▶ [Short problem] Copy every line of the listing that holds the string "values".
[start Information shown]
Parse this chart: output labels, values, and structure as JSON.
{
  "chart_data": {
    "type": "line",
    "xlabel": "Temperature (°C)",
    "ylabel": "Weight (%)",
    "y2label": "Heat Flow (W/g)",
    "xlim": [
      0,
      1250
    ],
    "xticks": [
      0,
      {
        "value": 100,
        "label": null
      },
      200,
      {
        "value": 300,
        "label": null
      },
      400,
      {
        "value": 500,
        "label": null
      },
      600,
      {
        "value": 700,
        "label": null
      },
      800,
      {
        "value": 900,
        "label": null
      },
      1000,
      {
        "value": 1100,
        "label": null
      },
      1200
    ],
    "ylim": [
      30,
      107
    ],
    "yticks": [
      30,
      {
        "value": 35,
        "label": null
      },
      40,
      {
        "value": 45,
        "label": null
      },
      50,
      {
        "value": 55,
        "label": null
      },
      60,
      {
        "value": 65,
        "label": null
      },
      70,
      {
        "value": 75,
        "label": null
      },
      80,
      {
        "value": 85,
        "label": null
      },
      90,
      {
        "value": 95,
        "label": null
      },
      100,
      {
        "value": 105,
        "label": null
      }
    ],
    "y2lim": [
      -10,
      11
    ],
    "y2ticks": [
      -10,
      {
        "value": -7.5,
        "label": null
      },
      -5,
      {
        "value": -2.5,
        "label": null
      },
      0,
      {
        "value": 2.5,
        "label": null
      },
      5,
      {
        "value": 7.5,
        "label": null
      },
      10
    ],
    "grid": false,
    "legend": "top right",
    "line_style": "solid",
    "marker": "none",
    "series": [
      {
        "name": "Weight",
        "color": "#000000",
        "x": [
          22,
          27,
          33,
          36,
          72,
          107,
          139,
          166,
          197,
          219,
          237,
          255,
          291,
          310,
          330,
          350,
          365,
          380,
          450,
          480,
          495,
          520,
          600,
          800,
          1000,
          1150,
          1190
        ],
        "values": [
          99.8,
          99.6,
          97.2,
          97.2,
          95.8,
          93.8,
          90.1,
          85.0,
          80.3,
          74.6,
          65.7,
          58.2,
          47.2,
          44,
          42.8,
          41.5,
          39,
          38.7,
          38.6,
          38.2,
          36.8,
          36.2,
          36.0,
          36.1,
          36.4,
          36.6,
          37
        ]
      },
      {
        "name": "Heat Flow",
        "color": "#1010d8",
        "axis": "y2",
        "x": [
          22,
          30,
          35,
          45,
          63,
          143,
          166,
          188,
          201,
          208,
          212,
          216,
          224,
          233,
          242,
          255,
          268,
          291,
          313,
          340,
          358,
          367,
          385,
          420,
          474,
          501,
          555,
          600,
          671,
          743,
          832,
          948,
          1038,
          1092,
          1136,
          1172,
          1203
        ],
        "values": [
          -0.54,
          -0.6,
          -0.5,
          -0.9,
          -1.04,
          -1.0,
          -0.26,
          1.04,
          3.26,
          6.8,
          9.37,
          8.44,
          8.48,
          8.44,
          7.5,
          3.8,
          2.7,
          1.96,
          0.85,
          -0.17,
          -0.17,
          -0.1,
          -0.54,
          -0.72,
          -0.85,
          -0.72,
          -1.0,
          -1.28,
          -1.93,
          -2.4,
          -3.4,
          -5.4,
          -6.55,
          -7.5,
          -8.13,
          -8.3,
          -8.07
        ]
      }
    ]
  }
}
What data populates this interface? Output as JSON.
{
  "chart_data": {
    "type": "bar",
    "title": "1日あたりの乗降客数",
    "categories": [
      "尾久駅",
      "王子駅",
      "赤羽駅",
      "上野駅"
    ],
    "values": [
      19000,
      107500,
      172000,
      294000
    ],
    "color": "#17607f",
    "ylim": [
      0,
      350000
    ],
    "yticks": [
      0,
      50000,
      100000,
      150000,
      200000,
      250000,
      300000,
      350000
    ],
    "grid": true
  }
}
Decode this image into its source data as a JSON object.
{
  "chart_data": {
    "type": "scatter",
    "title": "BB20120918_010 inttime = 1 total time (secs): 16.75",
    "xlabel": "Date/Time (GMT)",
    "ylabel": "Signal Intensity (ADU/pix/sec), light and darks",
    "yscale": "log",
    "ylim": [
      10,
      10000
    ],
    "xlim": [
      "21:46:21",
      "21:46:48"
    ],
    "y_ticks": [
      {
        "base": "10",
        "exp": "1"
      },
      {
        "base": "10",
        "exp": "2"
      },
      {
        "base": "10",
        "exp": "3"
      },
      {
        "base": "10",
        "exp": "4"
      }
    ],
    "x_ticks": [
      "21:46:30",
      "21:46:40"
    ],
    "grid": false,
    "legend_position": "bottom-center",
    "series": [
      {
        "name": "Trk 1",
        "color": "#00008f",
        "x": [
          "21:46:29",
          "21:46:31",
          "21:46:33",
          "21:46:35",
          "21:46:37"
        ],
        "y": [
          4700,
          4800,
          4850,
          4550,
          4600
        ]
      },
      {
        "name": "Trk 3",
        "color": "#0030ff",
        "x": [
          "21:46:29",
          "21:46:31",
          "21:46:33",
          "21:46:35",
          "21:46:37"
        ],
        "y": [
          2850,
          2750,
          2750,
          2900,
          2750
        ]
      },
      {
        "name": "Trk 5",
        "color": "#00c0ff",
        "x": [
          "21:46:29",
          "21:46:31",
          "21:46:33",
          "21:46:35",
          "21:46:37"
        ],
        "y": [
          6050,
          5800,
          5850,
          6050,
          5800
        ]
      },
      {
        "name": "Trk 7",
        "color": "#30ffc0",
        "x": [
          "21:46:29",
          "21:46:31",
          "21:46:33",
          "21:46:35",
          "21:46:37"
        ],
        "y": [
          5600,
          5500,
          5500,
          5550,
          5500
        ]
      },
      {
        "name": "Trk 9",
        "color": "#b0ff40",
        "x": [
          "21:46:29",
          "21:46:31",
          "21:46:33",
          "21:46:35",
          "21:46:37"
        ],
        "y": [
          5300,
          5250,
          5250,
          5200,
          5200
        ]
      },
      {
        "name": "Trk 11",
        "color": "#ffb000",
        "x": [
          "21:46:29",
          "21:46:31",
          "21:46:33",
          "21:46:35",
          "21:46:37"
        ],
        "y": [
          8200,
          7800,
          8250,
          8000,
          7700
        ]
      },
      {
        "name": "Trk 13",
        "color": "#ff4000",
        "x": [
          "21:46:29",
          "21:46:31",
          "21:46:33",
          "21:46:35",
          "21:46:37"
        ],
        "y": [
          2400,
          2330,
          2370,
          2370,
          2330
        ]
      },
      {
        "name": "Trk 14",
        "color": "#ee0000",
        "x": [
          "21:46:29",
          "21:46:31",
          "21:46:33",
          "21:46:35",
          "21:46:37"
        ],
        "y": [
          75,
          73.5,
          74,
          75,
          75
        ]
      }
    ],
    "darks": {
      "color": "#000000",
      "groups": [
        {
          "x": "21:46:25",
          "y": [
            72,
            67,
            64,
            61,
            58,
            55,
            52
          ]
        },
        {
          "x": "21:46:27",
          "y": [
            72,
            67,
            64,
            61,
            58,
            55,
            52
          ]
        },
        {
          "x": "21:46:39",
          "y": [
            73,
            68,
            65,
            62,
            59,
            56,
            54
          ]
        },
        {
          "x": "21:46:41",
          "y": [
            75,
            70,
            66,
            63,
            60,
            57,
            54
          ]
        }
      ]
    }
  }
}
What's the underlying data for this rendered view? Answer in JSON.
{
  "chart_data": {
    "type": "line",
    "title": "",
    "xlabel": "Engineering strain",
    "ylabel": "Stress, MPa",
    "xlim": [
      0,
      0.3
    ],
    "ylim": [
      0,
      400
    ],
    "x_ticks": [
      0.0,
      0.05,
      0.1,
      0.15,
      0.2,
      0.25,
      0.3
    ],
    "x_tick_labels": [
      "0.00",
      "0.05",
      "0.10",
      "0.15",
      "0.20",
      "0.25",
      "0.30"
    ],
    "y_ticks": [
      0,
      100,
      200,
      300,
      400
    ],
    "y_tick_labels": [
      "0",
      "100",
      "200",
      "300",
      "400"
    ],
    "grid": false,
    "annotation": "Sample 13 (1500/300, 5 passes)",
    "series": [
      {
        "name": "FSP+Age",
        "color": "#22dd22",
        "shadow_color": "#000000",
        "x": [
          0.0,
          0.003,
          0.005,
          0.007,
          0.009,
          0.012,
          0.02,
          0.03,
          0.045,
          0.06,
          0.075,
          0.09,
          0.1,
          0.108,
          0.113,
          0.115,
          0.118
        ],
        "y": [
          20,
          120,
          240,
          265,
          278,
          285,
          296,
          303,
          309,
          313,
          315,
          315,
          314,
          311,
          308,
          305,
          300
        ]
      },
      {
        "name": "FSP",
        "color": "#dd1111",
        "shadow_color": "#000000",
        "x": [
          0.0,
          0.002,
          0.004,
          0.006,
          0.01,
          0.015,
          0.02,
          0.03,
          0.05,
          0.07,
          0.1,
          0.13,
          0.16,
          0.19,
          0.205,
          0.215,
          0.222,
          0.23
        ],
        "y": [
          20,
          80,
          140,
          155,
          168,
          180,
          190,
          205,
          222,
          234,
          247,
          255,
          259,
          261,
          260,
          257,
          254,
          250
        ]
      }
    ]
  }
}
[end Information shown]
▶ [Full solution]
Parse this chart: output labels, values, and structure as JSON.
        "values": [
        "values": [
    "values": [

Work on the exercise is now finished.